TO DO: Review the material line by line. Identify and copy every line that contains the string "VACIADOS".
— START OF THE DATA —
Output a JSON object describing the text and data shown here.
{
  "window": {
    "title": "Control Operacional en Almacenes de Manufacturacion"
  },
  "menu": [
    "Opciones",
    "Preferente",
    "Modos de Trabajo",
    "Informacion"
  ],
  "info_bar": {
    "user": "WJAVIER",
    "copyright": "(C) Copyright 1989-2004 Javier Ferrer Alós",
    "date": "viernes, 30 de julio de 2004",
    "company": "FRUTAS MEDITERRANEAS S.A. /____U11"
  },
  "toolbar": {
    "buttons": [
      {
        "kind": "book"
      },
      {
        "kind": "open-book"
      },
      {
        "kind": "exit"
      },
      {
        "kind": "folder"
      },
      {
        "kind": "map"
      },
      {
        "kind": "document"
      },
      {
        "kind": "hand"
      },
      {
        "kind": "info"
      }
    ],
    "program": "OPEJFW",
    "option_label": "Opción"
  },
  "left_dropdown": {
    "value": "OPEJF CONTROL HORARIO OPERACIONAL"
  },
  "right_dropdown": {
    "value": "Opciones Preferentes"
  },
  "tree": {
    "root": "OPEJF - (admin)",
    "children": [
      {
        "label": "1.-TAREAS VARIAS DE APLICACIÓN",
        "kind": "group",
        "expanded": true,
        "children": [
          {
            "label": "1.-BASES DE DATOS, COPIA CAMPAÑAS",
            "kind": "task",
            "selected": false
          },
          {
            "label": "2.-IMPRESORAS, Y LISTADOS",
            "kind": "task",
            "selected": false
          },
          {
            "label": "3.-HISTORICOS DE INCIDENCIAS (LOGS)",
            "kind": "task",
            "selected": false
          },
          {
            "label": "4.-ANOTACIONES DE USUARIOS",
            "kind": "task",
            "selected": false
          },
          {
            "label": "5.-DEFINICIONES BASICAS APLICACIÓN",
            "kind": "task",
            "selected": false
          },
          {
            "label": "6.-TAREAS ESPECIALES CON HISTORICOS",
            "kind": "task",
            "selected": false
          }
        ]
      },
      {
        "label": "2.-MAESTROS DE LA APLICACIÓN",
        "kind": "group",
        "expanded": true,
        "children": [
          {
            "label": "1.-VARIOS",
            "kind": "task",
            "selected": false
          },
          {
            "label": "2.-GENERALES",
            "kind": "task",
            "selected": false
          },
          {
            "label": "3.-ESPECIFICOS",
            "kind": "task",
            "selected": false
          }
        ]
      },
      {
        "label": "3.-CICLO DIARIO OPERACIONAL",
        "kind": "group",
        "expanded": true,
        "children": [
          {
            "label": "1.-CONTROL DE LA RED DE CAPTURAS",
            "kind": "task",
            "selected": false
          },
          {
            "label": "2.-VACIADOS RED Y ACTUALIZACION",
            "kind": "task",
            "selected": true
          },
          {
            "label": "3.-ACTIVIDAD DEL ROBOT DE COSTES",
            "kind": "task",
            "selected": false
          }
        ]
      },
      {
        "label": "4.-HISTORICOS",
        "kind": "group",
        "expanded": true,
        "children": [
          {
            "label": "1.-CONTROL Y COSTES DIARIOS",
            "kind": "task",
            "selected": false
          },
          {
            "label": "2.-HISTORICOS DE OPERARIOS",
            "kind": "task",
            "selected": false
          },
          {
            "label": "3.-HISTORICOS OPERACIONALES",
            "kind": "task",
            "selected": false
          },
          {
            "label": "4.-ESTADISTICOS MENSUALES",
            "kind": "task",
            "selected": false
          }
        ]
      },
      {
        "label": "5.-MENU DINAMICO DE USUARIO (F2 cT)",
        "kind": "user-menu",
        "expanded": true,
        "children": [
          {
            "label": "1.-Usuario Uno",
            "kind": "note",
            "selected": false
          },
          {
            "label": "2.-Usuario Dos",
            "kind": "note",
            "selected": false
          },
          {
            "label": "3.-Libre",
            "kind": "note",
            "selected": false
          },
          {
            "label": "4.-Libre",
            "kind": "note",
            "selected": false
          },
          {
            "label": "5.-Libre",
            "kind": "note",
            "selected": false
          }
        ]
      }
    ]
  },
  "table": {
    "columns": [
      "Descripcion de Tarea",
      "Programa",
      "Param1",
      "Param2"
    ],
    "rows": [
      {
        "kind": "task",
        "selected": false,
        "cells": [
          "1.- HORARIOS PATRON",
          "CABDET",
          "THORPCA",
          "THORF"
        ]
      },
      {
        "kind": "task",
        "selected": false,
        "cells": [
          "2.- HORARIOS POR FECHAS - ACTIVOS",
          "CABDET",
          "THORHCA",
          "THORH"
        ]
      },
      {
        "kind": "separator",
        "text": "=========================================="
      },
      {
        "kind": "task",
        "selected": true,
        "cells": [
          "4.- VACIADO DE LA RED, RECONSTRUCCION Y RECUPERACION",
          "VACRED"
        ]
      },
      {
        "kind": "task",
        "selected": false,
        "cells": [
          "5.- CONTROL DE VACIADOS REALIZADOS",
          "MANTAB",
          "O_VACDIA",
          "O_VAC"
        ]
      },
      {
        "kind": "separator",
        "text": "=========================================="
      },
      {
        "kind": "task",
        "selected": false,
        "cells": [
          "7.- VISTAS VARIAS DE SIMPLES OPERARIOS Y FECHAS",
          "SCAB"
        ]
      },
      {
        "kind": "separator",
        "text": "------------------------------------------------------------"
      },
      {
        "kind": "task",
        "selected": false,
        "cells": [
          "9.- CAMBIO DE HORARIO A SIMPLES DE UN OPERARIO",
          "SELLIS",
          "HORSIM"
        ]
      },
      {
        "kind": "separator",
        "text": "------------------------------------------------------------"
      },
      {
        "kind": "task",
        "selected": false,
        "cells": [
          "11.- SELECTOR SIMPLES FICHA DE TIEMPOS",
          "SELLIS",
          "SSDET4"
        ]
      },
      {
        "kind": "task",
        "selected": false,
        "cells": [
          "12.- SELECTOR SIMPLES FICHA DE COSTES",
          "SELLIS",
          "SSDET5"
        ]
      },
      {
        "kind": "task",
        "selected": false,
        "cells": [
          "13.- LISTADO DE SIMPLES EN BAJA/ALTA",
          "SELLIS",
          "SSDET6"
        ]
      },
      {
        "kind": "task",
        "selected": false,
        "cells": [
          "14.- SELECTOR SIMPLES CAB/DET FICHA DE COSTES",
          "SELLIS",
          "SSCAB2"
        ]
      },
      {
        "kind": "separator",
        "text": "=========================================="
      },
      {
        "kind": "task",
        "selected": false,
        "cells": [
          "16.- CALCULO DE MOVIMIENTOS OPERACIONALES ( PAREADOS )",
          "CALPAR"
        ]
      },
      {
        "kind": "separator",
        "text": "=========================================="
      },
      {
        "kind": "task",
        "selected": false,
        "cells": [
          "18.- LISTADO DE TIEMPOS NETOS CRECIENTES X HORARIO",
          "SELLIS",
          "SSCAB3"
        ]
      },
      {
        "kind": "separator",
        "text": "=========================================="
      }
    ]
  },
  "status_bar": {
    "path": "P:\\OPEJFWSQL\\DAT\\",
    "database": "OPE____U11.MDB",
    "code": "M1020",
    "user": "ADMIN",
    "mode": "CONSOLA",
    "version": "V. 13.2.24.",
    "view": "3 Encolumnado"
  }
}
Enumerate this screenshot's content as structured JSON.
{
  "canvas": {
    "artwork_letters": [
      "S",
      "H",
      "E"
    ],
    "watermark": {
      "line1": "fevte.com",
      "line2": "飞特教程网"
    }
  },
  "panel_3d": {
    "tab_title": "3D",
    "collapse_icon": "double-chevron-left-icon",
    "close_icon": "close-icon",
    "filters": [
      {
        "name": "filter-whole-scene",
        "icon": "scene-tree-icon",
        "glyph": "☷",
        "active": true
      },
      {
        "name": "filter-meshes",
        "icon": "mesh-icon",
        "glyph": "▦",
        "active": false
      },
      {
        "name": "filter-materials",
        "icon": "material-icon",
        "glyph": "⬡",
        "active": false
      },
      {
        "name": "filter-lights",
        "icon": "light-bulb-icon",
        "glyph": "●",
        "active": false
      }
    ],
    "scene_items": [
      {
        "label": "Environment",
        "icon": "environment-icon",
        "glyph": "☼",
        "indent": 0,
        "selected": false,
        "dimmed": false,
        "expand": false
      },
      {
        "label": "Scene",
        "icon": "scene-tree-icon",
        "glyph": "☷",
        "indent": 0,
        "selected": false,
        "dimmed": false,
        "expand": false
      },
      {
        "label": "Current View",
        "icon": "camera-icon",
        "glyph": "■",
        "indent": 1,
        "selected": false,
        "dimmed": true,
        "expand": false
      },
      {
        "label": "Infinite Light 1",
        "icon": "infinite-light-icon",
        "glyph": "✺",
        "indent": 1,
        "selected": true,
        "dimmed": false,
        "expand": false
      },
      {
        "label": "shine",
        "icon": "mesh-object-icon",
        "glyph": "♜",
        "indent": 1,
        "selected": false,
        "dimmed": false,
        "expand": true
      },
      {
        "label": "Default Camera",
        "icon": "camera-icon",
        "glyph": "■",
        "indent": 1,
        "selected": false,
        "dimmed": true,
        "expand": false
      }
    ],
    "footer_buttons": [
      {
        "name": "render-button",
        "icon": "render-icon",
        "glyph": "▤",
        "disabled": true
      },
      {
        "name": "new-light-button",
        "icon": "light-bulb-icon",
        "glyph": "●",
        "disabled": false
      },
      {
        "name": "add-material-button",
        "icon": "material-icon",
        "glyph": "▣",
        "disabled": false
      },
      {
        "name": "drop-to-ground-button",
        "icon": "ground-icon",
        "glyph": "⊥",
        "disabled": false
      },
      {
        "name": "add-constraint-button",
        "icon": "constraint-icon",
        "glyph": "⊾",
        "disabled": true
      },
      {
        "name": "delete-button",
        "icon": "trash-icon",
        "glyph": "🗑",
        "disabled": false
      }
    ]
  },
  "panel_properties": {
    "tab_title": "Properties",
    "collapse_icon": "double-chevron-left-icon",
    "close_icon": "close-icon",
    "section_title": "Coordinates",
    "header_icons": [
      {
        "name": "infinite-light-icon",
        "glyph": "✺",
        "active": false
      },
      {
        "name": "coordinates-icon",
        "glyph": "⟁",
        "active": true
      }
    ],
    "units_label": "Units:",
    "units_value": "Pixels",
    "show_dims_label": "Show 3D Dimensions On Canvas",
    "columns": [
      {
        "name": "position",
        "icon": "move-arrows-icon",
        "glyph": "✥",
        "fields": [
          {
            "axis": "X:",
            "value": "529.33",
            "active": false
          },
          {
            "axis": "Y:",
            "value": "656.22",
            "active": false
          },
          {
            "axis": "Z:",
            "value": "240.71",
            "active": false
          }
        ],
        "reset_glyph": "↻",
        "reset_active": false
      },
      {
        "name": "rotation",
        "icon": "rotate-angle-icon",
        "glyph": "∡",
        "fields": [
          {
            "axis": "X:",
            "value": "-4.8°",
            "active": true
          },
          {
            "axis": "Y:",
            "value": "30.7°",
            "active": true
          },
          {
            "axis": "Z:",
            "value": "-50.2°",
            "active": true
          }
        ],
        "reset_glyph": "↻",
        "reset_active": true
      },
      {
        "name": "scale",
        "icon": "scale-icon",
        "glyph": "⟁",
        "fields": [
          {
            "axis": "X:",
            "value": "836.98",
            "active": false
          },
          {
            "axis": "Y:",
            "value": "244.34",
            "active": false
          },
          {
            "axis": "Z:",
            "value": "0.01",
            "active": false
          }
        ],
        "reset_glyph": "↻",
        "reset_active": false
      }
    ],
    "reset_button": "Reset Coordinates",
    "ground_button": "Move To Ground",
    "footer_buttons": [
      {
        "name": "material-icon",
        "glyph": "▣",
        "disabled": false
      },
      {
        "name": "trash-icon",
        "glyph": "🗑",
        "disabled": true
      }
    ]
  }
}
— END OF THE DATA —
REPLY:
            "label": "2.-VACIADOS RED Y ACTUALIZACION",
          "5.- CONTROL DE VACIADOS REALIZADOS",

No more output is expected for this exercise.